# Hanging a banner outdoors



## tristanpants (Mar 20, 2012)

I am hanging a 3x10 banner and attaching it to 2x10ft truss towers that is connected with a 10ft horizontal piece of truss. I am building this outdoors.

Question: How large should me truss bases be?
Question: How many sand bags?
Question: Does my sign have to absolutely have wind slits if there is a potential for high wind?

Regards.


----------



## kicknargel (Mar 20, 2012)

You're going to need to do some math. Some research should turn up formulas for wind load.

You might consider printing on a mesh material that is designed for wind pass-through.


----------



## derekleffew (Mar 20, 2012)

Just so we're clear, something like this?




Drawn as 20.5"x20.5" truss, but 12"x12" would work also. Most base plates are 4'x4'. What kind of wind load are we talking about? 20-30 mph?


----------



## LavaASU (Mar 21, 2012)

***Assuming Derek's diagram is correct***

I typically try to avoid banners/sail like objects on that type of structure. It often takes less than it would seem like to tip those.

As far as your questions, I'd use the largest baseplate I could find. Sandbags and guys (most likely you will need guys) depend on what the max potential wind is. I typically use 15psf x safety margin** for wind load, but thats for the spandex and mesh we use, not solid banners. Google should help you here. As far as wind slits, no, as long as you build it to accommodate the wind load.

Assuming you are renting the truss to do this, talk to the riggers/lighting guys from the shop. They should be able to tell you how they would do it (also they know weather for your area). Sorry to be fairly non-specific, but without being a lot more involved in the project, thats about all I can say with certainty.

** safety margin depends on the risk of failure (obviously if this is over 20 people in an area prone to sudden wind gusts you would need a higher safety margin than if it were in the middle of an empty field)


----------



## tristanpants (Mar 21, 2012)

Derek is correct in his cad drawing. I have 2ft steel 95lb bases and they can fit 5 sandbags on each. Thank you for your help. Where do you get the formula for 15psf x safety margin from? Is there an industry standard?

Data provided –
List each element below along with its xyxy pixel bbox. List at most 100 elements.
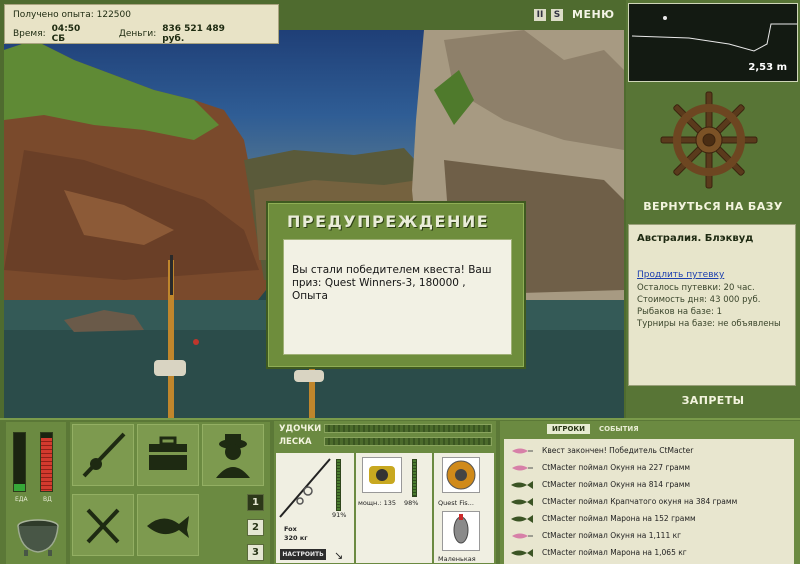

Given exercise A – Copy the passage of the thread on hanging a banner outdoors from "Question: How many" up to and including "kicknargel (Mar 20, 2012)", and substitute "air vents" for "wind slits".
Given exercise B – Continue the forum thread about hanging a banner outdoors from the point at which it stops.
The lines are material of their own and stand apart from the thread about hanging a banner outdoors.

Reply A –
Question: How many sand bags?
Question: Does my sign have to absolutely have air vents if there is a potential for high wind?

Regards.


----------



## kicknargel (Mar 20, 2012)

Reply B –
----------



## LavaASU (Mar 21, 2012)

It's a minimum sometimes used for construction. http://tiedowneng.com/pdf/dstructural.pdf and Minnesota Department of Transportation Noise Analysis
If you do some google searching you can find studies with numbers based on different conditions. It can be as high as 30psf (and probably higher, but that's the highest I've seen). The 15psf + safety margin is also based on the fact that we always have a tech onsite and the *whatever* is coming down if it gets windy.


----------



## derekleffew (Mar 21, 2012)

See this site: Wind Loads .


tristanpants said:


> ...Question: Does my sign have to absolutely have wind slits if there is a potential for high wind?


As kicknargel said, if "wind slits" are undesirable, consider having the banner printed on plasticized scrim. One Google-induced source: Mesh Banners | $3.2/SF Mesh Custom Banners, Outdoor Mesh Banners .


----------



## MPowers (Mar 23, 2012)

tristanpants said:


> I am hanging a 3x10 banner and attaching it to 2x10ft truss towers that is connected with a 10ft horizontal piece of truss. I am building this outdoors.
> Question: How large should me truss bases be?
> Question: How many sand bags?
> Question: Does my sign have to absolutely have wind slits if there is a potential for high wind?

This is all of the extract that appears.